Stored data:
_ _ _ _ _ _ _

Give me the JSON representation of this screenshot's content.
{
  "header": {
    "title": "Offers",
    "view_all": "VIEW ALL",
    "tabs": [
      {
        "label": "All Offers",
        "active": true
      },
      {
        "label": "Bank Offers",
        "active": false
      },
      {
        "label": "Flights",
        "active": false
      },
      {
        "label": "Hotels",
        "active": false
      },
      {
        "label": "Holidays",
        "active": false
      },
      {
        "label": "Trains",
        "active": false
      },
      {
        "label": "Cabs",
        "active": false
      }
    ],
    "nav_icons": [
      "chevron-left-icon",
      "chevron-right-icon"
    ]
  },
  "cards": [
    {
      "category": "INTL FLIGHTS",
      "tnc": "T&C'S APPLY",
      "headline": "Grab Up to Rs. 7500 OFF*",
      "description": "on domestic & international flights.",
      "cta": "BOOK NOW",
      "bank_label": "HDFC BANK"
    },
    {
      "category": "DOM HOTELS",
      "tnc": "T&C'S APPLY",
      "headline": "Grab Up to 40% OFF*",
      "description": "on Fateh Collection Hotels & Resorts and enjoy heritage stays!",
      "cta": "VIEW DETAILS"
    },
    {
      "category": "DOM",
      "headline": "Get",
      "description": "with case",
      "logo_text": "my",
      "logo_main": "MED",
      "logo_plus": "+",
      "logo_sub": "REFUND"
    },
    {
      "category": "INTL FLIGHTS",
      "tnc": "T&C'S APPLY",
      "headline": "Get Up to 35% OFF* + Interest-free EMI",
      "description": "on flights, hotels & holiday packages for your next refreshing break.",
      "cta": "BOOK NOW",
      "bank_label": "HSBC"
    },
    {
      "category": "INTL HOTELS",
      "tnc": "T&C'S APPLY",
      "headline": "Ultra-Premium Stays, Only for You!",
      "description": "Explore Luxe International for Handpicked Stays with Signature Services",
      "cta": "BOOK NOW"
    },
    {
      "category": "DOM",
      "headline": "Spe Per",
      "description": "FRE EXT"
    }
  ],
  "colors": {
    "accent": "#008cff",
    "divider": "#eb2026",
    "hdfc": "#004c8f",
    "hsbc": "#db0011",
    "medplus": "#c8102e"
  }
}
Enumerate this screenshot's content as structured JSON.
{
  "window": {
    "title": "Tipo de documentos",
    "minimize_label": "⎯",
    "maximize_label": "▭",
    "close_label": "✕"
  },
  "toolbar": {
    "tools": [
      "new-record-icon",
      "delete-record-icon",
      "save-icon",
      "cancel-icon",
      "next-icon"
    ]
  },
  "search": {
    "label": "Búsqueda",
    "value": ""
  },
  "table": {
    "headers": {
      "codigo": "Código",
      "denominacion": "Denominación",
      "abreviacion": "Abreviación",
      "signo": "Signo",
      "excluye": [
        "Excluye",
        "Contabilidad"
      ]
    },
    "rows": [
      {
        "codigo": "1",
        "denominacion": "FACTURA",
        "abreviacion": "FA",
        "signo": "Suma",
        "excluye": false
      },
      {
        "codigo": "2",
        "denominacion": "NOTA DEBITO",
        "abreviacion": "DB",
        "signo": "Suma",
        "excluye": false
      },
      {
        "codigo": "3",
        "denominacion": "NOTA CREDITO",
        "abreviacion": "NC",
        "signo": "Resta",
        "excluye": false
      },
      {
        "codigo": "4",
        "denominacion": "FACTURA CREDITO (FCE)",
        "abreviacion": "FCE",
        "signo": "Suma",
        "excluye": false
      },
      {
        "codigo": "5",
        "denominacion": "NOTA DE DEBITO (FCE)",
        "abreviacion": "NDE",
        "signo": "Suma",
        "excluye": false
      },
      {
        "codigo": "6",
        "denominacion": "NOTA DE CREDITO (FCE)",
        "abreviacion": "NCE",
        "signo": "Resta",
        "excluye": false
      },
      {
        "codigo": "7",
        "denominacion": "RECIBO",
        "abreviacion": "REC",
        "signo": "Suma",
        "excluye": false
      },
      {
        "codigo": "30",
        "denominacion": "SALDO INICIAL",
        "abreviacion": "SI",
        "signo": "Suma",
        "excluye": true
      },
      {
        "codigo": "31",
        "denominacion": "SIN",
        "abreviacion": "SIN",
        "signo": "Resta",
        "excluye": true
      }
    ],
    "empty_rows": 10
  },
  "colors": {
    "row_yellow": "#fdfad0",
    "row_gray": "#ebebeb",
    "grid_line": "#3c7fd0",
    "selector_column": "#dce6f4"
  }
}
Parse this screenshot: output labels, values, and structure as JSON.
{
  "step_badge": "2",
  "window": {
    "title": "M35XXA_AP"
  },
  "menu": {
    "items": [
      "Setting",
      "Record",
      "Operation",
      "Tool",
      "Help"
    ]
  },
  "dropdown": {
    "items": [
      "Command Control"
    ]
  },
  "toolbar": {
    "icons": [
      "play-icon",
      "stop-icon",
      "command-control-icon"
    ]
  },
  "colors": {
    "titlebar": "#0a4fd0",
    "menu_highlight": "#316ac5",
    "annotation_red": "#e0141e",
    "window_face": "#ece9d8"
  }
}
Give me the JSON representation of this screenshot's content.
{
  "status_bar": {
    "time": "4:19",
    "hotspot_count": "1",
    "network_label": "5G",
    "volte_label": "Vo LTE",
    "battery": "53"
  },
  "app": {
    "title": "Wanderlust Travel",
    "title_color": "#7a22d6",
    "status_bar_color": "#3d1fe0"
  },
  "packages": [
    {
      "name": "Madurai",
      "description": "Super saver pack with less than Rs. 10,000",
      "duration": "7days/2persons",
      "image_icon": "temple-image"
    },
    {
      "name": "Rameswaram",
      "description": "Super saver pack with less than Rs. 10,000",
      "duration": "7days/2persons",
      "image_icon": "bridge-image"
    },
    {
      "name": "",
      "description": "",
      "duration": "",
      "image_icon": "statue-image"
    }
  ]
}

_ _ _ _ _ _ _

EXERCISE DIRECTIONS
Locate all lines holding the word "packages", then copy them out.

EXPECTED OUTPUT
      "description": "on flights, hotels & holiday packages for your next refreshing break.",
  "packages": [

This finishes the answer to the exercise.